## Challenge
Search the listing below for "years". Copy each matching line.

Data excerpts
=====

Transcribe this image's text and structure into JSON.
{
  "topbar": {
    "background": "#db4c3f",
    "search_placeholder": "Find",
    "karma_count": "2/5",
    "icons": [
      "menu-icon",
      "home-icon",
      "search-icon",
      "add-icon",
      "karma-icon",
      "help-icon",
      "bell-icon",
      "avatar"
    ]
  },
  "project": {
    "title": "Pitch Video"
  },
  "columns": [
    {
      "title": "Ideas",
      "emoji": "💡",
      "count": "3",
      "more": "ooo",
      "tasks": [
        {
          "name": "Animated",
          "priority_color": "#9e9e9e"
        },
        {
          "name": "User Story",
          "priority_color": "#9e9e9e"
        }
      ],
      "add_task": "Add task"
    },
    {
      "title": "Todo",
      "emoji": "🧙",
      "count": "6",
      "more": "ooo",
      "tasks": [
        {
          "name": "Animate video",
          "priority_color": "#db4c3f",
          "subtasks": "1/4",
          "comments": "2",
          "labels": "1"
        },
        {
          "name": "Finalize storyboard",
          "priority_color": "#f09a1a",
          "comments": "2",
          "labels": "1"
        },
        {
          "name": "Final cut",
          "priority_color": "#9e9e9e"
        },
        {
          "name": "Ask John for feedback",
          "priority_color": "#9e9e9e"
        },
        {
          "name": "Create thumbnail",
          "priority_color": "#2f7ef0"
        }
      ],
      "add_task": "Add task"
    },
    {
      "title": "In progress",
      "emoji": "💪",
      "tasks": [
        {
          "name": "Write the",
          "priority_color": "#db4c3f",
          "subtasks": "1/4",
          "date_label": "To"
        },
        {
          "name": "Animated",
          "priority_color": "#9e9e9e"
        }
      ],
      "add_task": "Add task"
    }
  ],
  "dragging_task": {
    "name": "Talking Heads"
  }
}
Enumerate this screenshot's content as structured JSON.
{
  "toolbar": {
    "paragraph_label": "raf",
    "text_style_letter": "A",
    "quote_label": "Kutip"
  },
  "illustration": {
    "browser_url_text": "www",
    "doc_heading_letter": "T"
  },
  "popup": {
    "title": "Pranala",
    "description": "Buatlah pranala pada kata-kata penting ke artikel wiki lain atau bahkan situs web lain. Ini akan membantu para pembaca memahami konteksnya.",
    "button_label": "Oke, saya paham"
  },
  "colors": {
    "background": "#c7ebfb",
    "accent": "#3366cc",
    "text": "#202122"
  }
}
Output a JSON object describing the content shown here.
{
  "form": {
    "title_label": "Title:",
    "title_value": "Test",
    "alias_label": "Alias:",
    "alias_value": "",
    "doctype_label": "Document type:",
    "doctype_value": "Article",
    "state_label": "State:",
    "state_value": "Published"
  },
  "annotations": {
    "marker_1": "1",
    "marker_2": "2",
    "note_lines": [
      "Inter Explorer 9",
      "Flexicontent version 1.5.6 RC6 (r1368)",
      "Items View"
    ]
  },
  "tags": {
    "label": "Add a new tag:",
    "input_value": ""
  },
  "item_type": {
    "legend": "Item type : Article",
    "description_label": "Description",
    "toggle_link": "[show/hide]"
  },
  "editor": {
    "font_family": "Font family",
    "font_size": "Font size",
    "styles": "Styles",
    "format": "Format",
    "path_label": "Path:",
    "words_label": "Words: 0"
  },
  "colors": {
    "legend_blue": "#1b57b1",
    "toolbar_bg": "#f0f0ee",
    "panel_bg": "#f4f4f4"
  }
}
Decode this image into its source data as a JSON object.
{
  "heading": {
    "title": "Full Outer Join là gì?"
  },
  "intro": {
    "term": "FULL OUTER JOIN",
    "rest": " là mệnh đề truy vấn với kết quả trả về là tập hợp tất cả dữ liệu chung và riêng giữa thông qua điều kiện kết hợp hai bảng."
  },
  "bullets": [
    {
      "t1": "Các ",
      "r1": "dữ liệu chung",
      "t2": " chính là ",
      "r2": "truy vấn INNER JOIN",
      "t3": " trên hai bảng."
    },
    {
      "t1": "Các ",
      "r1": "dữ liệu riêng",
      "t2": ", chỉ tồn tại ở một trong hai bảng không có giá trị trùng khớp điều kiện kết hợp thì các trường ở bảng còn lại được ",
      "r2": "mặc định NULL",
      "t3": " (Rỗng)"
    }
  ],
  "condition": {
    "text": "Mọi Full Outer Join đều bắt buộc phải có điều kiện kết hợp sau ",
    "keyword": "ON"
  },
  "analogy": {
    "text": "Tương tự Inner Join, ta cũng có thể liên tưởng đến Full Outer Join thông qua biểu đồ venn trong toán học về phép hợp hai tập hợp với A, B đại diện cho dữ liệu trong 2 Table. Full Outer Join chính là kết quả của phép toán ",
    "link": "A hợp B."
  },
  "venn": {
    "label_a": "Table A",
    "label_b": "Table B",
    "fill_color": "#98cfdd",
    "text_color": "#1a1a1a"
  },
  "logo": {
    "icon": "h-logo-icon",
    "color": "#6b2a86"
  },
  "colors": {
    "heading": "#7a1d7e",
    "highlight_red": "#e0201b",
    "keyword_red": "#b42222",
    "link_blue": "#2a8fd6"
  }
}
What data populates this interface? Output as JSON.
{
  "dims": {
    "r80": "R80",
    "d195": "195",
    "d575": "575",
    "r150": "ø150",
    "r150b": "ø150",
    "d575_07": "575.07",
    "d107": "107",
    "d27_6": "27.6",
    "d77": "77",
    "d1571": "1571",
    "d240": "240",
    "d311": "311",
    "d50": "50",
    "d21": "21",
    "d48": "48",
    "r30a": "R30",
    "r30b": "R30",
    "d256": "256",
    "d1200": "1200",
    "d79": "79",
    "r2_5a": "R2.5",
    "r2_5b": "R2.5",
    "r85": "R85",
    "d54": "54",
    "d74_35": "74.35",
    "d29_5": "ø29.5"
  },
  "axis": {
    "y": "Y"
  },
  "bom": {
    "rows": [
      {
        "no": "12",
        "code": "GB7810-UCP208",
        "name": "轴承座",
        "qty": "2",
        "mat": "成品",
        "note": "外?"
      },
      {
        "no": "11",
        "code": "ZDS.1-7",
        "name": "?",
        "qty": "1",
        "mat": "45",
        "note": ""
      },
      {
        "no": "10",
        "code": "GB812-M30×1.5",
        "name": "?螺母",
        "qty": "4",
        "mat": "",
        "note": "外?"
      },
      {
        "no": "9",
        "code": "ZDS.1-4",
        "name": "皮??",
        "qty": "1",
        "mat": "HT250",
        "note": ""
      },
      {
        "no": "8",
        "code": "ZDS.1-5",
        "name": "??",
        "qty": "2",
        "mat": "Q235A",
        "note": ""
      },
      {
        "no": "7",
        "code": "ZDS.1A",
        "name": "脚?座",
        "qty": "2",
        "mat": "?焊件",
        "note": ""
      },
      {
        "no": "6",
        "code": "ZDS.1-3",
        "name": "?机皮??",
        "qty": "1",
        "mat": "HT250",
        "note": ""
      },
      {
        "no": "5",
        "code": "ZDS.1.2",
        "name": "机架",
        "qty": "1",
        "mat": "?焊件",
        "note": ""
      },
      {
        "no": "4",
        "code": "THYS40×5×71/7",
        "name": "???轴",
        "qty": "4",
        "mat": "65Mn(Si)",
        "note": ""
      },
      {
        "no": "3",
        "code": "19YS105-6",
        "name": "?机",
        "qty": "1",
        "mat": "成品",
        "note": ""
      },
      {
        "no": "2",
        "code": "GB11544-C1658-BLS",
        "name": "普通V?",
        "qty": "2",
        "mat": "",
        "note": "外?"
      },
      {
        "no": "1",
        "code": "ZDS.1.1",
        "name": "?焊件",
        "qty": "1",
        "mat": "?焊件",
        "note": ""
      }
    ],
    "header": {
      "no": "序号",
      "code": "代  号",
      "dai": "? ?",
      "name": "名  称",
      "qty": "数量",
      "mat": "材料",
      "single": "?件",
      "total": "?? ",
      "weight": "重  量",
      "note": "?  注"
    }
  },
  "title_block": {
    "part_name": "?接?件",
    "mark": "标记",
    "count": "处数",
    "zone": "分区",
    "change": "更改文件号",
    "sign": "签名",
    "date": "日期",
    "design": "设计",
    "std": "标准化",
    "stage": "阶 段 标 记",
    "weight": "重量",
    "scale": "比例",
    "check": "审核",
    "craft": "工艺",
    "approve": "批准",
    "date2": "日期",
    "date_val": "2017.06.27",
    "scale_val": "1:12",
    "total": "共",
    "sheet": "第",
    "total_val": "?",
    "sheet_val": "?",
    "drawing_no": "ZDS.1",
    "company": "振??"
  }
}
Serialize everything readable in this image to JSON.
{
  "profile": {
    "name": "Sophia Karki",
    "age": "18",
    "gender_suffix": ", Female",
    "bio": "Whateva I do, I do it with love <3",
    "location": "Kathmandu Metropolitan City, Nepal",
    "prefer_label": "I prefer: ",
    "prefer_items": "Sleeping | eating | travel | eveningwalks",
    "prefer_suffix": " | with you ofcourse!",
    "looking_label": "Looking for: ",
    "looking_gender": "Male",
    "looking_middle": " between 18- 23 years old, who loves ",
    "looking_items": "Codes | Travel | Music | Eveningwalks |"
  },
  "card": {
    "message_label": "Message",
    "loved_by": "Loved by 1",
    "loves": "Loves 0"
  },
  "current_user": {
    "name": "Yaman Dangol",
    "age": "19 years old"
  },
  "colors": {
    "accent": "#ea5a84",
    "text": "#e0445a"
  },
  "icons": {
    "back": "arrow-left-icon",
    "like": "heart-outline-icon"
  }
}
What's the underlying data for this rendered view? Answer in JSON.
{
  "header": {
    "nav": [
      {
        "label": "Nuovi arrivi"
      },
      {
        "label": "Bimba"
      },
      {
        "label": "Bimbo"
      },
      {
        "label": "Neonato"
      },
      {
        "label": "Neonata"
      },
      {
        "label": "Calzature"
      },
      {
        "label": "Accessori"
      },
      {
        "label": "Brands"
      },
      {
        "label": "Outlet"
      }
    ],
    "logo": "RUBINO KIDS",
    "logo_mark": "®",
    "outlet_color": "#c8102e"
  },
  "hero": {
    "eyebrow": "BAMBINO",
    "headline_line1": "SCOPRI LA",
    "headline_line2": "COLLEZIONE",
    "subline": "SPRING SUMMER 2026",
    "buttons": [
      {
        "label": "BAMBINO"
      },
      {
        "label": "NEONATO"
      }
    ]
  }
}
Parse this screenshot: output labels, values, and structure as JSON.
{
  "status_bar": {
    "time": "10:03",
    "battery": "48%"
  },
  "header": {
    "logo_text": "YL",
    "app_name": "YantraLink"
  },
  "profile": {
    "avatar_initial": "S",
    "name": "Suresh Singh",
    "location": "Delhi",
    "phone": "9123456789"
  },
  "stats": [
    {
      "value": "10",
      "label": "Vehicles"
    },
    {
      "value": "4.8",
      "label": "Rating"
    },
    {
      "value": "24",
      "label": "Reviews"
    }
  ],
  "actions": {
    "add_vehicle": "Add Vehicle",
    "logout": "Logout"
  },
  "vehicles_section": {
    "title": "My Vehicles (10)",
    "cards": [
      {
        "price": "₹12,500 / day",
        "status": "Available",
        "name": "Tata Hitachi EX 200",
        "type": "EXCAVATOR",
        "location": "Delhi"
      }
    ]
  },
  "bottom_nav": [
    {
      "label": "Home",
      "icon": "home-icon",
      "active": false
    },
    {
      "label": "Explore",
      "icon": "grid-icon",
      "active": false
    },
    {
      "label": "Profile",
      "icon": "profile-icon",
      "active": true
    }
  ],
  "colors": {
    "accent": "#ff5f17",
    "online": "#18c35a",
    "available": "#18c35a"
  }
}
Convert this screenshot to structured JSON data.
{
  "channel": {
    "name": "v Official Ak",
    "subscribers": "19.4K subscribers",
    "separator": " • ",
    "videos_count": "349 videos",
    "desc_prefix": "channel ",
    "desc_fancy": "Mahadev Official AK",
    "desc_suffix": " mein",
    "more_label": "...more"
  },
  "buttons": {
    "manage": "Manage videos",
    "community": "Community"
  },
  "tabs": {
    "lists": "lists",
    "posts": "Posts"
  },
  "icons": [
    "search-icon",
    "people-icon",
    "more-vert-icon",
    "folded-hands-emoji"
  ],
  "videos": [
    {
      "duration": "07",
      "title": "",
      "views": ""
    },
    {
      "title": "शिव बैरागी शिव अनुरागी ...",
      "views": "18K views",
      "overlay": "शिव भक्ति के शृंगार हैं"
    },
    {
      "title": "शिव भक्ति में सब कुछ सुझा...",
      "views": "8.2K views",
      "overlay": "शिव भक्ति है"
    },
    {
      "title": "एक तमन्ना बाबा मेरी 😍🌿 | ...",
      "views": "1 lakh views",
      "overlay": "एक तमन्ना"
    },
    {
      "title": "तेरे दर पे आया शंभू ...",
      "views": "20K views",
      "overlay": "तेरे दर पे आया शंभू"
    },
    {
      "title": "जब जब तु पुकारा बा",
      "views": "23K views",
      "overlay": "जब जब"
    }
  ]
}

=====

## Right answer
    "looking_middle": " between 18- 23 years old, who loves ",
    "age": "19 years old"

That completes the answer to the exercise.